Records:

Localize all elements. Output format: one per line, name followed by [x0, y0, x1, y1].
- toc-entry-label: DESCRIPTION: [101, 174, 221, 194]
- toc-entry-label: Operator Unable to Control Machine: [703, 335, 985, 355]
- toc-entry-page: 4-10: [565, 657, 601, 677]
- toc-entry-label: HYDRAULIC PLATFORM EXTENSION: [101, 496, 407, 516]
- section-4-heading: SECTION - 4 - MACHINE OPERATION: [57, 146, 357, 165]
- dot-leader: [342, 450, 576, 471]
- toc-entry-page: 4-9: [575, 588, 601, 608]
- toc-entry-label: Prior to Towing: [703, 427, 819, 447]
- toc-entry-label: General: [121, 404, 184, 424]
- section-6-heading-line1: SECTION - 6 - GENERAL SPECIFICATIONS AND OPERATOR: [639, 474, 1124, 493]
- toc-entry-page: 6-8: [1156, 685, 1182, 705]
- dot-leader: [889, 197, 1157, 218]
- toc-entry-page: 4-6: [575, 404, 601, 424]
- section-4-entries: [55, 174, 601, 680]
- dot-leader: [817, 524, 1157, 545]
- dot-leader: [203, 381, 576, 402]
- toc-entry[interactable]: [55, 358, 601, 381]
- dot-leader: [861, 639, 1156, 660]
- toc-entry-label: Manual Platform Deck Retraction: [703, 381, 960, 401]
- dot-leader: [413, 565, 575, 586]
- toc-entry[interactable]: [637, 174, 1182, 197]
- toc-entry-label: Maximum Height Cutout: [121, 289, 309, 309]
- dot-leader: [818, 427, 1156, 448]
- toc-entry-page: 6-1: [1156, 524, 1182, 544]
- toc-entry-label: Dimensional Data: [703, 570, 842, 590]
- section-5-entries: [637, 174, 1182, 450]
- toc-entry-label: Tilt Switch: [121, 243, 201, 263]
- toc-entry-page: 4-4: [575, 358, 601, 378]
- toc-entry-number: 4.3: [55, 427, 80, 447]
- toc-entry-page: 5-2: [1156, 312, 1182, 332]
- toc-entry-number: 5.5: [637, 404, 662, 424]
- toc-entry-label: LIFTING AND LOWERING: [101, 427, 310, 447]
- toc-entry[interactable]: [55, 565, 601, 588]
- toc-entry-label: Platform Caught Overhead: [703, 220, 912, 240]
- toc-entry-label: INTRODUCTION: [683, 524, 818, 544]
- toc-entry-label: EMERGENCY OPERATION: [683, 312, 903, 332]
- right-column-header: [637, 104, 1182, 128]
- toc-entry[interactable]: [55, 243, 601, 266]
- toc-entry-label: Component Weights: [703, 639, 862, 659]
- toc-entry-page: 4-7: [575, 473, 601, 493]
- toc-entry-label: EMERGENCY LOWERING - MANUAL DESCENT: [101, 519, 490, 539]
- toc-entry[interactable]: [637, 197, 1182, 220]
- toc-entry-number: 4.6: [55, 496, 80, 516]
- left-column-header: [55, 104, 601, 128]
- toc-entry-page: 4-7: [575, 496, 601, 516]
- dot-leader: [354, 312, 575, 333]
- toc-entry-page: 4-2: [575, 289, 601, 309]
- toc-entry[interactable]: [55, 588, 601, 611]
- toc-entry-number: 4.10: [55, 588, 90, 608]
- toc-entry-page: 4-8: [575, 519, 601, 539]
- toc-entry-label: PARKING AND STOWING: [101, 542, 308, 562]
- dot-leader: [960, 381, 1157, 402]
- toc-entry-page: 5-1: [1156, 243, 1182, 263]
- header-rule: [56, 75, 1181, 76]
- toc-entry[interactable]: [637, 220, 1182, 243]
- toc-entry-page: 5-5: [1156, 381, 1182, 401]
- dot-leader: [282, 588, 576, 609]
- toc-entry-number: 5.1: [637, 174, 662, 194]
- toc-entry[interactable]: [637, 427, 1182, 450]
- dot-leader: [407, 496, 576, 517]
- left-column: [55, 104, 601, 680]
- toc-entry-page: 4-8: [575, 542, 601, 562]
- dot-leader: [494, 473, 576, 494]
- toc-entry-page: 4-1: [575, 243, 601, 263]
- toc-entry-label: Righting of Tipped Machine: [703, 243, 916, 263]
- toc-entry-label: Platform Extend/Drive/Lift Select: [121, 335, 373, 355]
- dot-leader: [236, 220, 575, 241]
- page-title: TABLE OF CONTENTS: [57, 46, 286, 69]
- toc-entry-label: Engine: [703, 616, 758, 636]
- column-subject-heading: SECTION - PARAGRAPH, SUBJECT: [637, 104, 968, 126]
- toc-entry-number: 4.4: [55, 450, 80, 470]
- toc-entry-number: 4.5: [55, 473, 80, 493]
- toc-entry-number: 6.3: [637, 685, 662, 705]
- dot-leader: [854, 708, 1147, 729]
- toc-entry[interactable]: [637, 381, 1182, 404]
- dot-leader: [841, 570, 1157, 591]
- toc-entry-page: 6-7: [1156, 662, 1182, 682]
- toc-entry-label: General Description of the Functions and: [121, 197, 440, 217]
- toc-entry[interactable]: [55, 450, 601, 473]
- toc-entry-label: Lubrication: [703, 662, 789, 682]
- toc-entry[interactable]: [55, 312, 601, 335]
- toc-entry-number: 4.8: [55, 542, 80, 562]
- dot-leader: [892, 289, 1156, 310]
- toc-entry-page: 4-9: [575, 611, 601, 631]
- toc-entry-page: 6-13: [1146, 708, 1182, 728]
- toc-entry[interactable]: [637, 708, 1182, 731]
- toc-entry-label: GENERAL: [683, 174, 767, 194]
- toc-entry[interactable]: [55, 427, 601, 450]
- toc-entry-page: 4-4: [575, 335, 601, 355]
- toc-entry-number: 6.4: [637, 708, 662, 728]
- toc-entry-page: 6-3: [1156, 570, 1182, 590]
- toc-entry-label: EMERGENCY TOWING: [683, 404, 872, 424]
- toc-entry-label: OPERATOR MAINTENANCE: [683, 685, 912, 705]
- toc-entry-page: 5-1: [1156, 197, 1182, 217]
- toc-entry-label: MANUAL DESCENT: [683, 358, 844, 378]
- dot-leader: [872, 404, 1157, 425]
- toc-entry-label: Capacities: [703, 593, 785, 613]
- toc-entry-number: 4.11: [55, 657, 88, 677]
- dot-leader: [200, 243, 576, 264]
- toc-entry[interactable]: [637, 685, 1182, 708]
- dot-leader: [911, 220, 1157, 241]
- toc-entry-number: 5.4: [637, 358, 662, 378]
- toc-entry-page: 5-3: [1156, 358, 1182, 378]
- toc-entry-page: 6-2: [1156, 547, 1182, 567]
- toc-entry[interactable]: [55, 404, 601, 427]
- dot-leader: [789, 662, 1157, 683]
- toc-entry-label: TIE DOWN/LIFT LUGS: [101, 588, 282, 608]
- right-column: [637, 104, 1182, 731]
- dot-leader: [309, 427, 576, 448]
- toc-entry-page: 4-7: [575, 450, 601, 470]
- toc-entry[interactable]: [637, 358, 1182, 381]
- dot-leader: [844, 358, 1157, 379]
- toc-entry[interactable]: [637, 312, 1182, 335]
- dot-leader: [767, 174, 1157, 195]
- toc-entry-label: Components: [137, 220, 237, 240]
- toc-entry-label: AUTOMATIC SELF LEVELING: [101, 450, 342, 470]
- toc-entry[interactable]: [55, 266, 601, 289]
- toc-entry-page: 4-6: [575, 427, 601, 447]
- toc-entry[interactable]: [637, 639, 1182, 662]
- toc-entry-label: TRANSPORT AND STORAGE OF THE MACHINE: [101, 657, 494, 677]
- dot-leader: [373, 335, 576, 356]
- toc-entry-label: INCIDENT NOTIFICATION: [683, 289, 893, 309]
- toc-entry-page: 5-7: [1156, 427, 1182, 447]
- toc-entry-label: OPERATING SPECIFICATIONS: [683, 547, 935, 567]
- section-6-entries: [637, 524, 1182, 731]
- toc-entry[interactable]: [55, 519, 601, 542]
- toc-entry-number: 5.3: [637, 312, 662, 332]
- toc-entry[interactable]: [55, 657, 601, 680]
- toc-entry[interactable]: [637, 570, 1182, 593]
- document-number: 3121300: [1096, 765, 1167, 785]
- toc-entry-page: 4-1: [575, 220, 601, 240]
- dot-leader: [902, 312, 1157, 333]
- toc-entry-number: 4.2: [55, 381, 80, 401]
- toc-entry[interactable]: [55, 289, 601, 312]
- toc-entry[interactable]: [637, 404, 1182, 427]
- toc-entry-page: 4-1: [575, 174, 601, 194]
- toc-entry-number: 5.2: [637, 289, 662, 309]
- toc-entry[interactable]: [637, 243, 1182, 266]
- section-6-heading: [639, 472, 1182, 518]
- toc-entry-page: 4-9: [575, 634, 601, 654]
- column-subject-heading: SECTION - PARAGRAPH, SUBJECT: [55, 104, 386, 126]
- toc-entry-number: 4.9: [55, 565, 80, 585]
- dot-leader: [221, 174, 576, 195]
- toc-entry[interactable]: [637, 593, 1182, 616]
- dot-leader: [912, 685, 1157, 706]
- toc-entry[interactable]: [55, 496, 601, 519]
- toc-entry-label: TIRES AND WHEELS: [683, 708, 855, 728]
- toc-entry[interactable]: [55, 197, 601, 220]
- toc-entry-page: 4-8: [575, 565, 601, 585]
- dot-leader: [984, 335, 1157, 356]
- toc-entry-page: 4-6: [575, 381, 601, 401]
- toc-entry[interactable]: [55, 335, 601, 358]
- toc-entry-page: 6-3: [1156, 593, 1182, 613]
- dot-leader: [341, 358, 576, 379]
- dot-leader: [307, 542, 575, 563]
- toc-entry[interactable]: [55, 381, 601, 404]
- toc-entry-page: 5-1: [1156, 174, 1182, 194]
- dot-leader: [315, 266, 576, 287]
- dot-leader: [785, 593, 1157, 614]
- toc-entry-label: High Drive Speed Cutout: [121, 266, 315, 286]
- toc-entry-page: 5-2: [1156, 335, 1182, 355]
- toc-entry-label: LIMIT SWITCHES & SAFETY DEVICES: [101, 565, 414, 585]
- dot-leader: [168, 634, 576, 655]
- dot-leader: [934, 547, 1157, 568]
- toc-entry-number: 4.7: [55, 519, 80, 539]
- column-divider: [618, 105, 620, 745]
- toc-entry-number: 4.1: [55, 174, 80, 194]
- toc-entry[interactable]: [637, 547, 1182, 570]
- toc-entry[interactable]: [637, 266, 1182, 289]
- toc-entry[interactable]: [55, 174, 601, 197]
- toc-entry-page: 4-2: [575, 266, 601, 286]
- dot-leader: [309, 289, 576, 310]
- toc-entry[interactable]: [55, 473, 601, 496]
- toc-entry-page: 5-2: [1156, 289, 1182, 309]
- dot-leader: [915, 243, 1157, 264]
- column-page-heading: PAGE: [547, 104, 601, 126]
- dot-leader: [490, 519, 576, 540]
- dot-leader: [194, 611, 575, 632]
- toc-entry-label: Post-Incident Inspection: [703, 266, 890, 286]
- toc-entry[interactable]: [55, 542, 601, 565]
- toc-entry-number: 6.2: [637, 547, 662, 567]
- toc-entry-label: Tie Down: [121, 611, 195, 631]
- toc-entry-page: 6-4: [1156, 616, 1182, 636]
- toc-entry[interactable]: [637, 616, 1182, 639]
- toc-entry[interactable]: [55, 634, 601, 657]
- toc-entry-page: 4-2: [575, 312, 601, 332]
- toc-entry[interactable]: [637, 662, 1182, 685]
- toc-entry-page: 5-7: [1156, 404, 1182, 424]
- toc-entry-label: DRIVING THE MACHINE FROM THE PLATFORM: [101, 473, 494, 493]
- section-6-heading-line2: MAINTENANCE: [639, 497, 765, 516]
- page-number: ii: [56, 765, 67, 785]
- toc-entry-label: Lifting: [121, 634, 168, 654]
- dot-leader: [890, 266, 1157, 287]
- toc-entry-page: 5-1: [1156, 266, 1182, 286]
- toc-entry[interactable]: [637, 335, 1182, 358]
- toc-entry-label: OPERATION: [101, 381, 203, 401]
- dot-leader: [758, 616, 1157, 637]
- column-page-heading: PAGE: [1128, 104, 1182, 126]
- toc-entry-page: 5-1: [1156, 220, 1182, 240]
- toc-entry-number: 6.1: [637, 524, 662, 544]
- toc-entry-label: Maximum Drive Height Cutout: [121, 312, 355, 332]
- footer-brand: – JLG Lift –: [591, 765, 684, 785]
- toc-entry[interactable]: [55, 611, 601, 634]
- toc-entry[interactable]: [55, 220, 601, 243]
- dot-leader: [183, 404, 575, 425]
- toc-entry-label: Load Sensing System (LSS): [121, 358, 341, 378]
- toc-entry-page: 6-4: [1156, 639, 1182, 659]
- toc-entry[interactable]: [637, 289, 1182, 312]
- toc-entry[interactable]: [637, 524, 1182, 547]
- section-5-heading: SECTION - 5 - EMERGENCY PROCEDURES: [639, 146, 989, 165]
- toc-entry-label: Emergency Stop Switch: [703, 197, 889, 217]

=== EXERCISE OBJECTIVE ===
Pull out each line from the items above that contains the string "header".

=== EXERCISE RESULT ===
- right-column-header: [637, 104, 1182, 128]
- left-column-header: [55, 104, 601, 128]
- header-rule: [56, 75, 1181, 76]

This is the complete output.